**Exercise prompt:**
Copy out each line below that has the word "Level" in it.

**Data listing:**
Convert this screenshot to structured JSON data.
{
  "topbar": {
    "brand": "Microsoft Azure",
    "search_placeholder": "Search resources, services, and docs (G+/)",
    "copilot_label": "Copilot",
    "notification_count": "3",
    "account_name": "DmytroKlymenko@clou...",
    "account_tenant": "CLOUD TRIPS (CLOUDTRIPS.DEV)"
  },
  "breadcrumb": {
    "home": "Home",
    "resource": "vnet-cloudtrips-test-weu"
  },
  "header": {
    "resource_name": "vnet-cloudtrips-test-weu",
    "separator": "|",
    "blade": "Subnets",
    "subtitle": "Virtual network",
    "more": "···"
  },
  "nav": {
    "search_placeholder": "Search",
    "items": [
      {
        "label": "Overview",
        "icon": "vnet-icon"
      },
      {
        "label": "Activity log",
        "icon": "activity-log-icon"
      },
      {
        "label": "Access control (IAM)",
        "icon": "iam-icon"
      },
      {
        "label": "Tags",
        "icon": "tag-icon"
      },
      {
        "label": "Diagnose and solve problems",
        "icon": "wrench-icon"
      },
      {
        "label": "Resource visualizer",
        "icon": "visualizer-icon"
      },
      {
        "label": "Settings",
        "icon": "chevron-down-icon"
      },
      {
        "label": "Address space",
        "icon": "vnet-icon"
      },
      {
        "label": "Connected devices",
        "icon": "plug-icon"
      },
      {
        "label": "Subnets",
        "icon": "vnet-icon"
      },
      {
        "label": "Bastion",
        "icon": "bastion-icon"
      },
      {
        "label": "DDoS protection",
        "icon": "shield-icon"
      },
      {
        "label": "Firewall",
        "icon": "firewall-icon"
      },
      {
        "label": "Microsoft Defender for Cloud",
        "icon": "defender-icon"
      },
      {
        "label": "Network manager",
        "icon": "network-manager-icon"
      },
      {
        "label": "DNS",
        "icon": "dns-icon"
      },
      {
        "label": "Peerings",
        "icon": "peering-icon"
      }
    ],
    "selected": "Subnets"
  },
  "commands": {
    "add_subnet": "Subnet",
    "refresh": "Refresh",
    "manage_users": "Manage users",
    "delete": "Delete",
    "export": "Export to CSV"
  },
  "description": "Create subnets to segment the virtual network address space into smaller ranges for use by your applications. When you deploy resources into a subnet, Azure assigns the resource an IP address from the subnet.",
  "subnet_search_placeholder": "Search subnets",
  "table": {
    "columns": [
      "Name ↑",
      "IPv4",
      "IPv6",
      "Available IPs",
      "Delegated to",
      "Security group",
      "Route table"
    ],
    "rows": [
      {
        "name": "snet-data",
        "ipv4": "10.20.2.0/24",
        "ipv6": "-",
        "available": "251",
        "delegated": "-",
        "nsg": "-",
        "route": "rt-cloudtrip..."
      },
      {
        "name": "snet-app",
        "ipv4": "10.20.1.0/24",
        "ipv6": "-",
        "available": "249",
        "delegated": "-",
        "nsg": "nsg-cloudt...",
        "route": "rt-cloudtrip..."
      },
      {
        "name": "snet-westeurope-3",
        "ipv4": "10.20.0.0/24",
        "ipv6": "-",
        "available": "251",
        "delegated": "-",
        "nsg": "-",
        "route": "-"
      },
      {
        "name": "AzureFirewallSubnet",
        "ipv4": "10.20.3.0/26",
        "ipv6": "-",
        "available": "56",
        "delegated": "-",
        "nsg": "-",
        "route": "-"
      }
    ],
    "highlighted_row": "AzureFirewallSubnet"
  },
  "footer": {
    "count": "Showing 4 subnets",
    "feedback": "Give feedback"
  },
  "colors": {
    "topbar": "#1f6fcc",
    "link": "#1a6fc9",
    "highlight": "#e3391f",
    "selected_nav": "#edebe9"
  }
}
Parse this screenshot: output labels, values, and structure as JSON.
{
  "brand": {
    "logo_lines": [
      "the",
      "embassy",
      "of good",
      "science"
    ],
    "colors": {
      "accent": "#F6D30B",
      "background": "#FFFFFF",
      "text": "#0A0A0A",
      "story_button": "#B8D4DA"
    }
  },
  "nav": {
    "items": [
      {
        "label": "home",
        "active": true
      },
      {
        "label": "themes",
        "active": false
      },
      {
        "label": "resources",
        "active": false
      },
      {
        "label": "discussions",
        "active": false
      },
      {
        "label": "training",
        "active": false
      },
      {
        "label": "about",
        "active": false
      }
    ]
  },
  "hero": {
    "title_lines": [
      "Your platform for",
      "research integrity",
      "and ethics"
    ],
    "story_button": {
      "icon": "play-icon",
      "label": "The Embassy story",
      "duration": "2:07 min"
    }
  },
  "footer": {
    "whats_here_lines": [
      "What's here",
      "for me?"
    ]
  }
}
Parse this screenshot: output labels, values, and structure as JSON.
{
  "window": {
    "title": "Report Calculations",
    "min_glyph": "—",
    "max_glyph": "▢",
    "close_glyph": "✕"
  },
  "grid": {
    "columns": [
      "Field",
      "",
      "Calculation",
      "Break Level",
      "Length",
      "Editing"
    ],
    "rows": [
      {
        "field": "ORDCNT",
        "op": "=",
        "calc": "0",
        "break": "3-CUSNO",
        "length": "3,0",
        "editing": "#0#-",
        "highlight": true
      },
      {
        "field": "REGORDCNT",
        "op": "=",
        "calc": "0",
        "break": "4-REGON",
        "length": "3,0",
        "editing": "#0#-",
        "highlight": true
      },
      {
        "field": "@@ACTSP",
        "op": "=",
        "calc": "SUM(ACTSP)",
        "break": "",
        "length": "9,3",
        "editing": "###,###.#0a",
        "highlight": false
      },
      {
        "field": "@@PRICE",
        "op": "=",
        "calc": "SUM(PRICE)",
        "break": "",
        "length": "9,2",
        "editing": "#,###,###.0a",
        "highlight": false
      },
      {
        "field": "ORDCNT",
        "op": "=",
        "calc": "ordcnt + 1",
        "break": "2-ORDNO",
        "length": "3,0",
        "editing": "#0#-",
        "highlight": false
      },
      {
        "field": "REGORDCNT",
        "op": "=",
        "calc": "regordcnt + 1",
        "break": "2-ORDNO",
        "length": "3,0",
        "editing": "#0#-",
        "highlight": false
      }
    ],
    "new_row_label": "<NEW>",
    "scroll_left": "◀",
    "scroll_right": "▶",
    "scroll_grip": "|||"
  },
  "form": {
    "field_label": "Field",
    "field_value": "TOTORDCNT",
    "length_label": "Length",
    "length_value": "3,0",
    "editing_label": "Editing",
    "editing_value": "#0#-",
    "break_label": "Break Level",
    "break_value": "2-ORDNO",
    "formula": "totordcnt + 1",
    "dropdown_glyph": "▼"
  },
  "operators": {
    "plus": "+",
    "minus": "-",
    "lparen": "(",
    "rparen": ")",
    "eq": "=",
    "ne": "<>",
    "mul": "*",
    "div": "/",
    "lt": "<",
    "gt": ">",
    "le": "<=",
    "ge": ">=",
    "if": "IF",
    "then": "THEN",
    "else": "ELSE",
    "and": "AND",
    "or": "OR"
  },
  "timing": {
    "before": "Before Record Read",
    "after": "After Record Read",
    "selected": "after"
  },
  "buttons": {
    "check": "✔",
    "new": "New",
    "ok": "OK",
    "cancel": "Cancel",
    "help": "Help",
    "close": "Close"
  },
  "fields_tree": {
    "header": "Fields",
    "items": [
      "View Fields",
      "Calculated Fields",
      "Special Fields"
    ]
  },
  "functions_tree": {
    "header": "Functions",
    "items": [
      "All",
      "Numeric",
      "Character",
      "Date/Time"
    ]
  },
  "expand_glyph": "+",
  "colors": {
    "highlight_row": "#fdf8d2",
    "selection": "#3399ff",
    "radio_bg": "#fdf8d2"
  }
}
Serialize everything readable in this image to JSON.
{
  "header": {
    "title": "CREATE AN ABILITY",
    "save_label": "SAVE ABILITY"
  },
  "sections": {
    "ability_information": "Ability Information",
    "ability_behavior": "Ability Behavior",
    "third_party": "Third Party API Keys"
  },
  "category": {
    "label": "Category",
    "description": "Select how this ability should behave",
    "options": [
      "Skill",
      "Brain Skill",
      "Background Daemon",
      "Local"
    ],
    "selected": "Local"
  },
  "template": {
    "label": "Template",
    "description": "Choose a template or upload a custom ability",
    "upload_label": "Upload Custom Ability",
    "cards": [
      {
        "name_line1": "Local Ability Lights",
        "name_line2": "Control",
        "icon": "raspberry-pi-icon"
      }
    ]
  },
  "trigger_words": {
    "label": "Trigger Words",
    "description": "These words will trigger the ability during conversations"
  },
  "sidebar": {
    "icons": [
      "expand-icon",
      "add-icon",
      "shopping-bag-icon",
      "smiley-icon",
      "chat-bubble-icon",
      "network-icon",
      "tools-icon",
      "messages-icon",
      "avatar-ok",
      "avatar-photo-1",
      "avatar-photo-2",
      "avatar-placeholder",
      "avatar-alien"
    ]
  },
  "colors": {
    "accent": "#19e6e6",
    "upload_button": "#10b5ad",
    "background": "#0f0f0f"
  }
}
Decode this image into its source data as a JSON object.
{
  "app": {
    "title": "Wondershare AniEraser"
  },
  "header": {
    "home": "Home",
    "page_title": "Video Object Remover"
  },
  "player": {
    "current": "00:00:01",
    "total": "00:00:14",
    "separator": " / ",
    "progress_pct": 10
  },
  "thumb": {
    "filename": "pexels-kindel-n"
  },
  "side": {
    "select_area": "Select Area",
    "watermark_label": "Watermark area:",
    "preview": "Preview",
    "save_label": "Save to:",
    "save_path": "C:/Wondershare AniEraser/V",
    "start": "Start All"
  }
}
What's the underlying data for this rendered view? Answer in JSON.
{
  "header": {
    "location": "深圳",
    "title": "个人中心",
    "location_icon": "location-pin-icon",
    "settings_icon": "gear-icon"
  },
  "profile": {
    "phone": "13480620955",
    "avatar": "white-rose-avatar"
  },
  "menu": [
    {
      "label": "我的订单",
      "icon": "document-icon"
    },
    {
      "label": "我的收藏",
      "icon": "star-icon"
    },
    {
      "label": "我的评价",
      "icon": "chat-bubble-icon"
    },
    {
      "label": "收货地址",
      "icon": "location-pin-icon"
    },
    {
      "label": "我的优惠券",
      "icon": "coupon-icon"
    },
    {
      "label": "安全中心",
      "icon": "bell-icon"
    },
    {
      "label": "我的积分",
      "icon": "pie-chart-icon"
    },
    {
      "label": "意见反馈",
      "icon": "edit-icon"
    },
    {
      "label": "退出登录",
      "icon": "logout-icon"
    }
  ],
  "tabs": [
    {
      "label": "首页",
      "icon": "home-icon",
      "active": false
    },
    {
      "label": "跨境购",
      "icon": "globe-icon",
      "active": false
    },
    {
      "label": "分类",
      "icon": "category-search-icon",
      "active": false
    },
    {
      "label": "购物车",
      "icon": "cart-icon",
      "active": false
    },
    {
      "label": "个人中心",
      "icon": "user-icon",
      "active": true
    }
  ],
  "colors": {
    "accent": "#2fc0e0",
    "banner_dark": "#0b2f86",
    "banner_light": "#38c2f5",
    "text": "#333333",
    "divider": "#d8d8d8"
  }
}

**Full solution:**
      "Break Level",
    "break_label": "Break Level",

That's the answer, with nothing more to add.